___ Document passage ___
Zulip Chat Archive

Stream: new members

Topic: prob and stats e.g. in Lean4 - linearity of expectation

Becker A. (Dec 07 2025 at 07:02):

I'm trying to learn how to express probability and stats concepts in Lean4, using guides like this one.

For a conceptually easy example on paper, I'm trying to express the linearity of expectation for a finite array of independent random variables. Specifically:

$$E\left[\sum_{i = 1}^n X_i\right] = \sum_{i = 1}^n E[X_i]$$

where the X_i are independent.
___
Problem A >> Edit the chart rows by replacing "legend-label" with "legend-entry" everywhere and keeping everything else unchanged. Leave out the picture lines.
The rows that follow come from a source unrelated to the Lean4 thread.
___ Provided records ___
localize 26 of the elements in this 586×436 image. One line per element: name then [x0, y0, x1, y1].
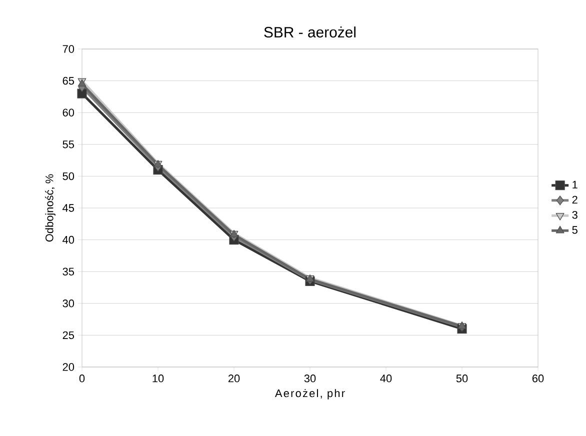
legend-label: 2	[572, 196, 578, 204]
chart-title: SBR - aerożel	[264, 26, 356, 38]
legend-label: 1	[572, 180, 578, 188]
y-tick-label: 40	[62, 236, 74, 244]
legend-label: 5	[572, 226, 578, 234]
x-tick-label: 60	[532, 374, 544, 382]
y-tick-label: 50	[62, 172, 74, 180]
x-tick-label: 0	[79, 374, 85, 382]
legend-label: 3	[572, 211, 578, 219]
y-tick-label: 20	[62, 363, 74, 371]
y-tick-label: 25	[62, 331, 74, 340]
x-tick-label: 30	[304, 374, 316, 382]
y-tick-label: 55	[62, 140, 74, 148]
x-tick-label: 50	[456, 374, 468, 382]
y-tick-label: 30	[62, 300, 74, 308]
y-tick-label: 60	[62, 108, 74, 116]
y-tick-label: 65	[62, 76, 74, 85]
y-tick-label: 70	[62, 45, 74, 53]
x-tick-label: 40	[380, 374, 392, 382]
x-tick-label: 10	[152, 374, 164, 382]
x-tick-label: 20	[228, 374, 240, 382]
point	[77, 88, 87, 98]
x-axis-title: Aerożel, phr	[274, 389, 345, 400]
y-axis-title: Odbojność, %	[45, 174, 56, 242]
y-tick-label: 45	[62, 204, 74, 212]
y-tick-label: 35	[62, 268, 74, 276]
___
Problem B >> Return the passage of the Lean4 thread between "Stream: new members" and "like this one.", inclusive.

Complete answer A >>
localize 26 of the elements in this 586×436 image. One line per element: name then [x0, y0, x1, y1].
legend-entry: 2	[572, 196, 578, 204]
chart-title: SBR - aerożel	[264, 26, 356, 38]
legend-entry: 1	[572, 180, 578, 188]
y-tick-label: 40	[62, 236, 74, 244]
legend-entry: 5	[572, 226, 578, 234]
x-tick-label: 60	[532, 374, 544, 382]
y-tick-label: 50	[62, 172, 74, 180]
x-tick-label: 0	[79, 374, 85, 382]
legend-entry: 3	[572, 211, 578, 219]
y-tick-label: 20	[62, 363, 74, 371]
y-tick-label: 25	[62, 331, 74, 340]
x-tick-label: 30	[304, 374, 316, 382]
y-tick-label: 55	[62, 140, 74, 148]
x-tick-label: 50	[456, 374, 468, 382]
y-tick-label: 30	[62, 300, 74, 308]
y-tick-label: 60	[62, 108, 74, 116]
y-tick-label: 65	[62, 76, 74, 85]
y-tick-label: 70	[62, 45, 74, 53]
x-tick-label: 40	[380, 374, 392, 382]
x-tick-label: 10	[152, 374, 164, 382]
x-tick-label: 20	[228, 374, 240, 382]
point	[77, 88, 87, 98]
x-axis-title: Aerożel, phr	[274, 389, 345, 400]
y-axis-title: Odbojność, %	[45, 174, 56, 242]
y-tick-label: 45	[62, 204, 74, 212]
y-tick-label: 35	[62, 268, 74, 276]

Complete answer B >>
Stream: new members

Topic: prob and stats e.g. in Lean4 - linearity of expectation

Becker A. (Dec 07 2025 at 07:02):

I'm trying to learn how to express probability and stats concepts in Lean4, using guides like this one.